(Data entries for graphics)
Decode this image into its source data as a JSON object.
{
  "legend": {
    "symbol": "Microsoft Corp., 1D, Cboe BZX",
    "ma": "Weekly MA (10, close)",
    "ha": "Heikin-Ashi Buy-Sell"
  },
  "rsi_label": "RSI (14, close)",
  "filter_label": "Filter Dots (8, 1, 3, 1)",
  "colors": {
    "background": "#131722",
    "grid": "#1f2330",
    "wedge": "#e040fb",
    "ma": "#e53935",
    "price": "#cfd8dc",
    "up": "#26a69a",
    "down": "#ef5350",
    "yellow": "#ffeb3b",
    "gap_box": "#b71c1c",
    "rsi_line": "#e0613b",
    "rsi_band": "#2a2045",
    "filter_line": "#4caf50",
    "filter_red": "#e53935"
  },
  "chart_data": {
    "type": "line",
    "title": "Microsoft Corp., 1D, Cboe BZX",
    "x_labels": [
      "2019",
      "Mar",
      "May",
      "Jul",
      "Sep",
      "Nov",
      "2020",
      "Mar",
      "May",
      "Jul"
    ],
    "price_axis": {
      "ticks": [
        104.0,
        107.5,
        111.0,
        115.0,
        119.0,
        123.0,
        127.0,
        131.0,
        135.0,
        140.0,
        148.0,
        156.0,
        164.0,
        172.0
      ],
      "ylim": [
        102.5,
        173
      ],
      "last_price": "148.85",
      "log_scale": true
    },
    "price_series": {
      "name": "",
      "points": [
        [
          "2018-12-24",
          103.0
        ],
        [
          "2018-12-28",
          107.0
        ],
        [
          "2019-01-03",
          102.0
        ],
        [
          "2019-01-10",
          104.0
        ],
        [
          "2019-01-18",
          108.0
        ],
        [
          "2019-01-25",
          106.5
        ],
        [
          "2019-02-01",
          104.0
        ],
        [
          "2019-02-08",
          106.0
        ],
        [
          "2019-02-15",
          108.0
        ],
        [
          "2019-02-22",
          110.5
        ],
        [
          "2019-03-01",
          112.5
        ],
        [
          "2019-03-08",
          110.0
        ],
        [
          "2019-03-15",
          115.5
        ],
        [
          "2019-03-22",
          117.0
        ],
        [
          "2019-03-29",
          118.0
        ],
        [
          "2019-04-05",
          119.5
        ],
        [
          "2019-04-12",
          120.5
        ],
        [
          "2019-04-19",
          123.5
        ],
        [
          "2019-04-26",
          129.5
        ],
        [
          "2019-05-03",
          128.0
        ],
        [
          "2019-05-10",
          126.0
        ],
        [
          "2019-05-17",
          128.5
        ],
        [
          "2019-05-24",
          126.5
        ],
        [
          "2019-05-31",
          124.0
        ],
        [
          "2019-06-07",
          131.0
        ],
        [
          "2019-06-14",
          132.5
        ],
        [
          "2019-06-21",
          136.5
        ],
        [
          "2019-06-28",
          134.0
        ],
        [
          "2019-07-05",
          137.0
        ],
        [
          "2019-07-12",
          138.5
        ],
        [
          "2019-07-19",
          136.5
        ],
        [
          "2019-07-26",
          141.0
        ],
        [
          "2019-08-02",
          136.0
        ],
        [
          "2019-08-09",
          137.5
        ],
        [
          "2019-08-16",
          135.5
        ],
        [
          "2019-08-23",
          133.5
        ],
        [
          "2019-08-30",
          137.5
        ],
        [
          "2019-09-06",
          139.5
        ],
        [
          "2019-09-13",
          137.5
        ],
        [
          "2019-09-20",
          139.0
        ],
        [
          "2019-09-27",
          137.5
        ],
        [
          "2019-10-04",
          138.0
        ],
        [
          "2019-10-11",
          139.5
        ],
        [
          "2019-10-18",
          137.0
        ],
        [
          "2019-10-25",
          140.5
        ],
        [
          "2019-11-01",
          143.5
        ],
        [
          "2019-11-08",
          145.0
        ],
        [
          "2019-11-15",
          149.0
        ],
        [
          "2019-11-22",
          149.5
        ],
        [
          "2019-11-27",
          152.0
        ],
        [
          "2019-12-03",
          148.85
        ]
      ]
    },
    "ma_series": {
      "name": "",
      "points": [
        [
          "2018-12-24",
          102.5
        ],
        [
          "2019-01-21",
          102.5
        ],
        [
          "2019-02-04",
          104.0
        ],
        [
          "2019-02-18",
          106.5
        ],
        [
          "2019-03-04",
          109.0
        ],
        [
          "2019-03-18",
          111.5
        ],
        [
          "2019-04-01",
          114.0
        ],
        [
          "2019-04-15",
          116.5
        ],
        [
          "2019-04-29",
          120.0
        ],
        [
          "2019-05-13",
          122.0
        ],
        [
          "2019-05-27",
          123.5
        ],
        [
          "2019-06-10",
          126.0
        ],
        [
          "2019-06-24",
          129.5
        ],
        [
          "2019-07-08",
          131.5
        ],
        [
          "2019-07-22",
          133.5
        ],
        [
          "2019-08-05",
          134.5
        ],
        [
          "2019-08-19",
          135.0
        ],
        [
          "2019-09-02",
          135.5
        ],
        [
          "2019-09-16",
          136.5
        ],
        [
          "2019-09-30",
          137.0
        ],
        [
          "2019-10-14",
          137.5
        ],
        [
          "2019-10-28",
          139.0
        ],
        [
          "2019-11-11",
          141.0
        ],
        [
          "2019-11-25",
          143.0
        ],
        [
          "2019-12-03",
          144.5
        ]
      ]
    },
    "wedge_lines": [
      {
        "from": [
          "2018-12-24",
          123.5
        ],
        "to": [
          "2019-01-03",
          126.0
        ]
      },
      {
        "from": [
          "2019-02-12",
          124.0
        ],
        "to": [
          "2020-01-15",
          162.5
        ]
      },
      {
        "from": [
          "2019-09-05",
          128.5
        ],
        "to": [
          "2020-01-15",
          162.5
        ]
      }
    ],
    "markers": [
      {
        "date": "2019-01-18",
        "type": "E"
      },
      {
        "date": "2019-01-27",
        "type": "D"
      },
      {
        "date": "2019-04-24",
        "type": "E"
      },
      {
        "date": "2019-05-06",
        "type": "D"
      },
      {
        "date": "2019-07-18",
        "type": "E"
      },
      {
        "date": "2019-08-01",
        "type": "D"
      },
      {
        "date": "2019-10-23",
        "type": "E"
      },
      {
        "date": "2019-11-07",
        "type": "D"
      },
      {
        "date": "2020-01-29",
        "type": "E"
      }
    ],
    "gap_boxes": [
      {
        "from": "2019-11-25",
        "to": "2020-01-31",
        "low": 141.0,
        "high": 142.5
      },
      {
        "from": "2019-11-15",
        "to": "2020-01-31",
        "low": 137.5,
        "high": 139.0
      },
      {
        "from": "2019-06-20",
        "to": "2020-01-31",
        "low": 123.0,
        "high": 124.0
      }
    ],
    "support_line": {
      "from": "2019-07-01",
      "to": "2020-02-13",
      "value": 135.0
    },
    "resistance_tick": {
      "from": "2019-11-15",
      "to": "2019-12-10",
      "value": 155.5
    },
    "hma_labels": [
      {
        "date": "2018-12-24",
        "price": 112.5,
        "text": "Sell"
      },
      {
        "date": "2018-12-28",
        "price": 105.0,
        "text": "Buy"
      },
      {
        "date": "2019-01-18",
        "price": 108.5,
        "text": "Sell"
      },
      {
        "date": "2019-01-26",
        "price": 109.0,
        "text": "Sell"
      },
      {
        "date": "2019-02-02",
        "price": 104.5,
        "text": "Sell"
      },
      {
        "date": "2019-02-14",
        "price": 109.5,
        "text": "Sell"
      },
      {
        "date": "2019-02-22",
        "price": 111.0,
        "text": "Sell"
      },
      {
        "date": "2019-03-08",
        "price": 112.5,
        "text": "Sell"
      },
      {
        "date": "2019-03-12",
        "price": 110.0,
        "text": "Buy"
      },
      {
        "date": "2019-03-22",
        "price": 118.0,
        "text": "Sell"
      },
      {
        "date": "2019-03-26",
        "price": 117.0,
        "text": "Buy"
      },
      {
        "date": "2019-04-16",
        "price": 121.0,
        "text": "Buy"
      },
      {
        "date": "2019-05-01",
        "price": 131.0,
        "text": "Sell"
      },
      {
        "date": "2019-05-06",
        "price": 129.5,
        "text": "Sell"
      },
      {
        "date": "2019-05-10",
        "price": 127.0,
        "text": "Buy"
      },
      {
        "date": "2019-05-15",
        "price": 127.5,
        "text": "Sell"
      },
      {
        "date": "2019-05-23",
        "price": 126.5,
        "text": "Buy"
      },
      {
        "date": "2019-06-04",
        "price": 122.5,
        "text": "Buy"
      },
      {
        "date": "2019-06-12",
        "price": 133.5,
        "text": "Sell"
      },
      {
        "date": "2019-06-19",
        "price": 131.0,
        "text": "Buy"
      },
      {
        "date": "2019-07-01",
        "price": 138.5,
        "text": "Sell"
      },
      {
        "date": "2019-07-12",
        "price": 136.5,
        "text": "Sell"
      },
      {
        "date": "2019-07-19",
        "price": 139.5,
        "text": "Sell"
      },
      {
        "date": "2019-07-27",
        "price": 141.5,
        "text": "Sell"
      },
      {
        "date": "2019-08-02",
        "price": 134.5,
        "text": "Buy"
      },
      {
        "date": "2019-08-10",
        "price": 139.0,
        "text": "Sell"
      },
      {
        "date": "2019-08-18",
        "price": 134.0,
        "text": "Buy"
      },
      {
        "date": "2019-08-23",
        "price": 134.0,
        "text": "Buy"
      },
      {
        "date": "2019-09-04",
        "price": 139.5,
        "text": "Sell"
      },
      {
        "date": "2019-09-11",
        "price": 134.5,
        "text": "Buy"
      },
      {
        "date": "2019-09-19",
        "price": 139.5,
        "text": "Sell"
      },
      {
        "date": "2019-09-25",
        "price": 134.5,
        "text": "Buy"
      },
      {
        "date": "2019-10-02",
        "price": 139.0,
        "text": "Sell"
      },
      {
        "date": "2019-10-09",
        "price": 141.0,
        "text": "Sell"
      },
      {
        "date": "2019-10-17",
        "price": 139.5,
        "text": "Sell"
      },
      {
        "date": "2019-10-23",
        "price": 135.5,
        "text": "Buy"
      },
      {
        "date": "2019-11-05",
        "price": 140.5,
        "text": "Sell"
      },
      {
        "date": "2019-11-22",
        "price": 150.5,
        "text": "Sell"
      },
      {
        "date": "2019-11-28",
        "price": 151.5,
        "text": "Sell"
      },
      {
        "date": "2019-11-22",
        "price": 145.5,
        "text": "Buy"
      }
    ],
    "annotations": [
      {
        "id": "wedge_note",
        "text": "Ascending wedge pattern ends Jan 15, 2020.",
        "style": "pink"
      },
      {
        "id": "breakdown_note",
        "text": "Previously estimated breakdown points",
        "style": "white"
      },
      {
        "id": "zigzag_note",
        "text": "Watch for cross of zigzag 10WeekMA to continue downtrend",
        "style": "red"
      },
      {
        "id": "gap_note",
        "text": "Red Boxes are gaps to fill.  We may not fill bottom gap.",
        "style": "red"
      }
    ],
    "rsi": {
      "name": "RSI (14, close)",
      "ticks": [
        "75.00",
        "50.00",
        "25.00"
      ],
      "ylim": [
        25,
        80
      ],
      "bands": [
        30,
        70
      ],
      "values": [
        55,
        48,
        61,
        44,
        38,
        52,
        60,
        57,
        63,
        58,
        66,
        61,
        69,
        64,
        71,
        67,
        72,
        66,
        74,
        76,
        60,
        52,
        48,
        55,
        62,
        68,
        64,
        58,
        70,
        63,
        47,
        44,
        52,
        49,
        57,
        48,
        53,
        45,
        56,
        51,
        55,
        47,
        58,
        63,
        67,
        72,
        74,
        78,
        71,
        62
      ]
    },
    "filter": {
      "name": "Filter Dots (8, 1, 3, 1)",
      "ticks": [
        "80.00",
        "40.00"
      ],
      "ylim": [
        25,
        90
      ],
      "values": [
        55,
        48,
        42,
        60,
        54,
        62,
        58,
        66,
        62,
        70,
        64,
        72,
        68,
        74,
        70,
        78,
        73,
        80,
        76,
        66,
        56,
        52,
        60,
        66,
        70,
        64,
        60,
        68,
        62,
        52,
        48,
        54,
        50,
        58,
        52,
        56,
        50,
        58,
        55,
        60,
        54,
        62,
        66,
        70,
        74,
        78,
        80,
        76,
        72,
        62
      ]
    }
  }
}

REQUIREMENTS =>
In the entries above, identify every line with the string "from".

RESPONSE =>
        "from": [
        "from": [
        "from": [
        "from": "2019-11-25",
        "from": "2019-11-15",
        "from": "2019-06-20",
      "from": "2019-07-01",
      "from": "2019-11-15",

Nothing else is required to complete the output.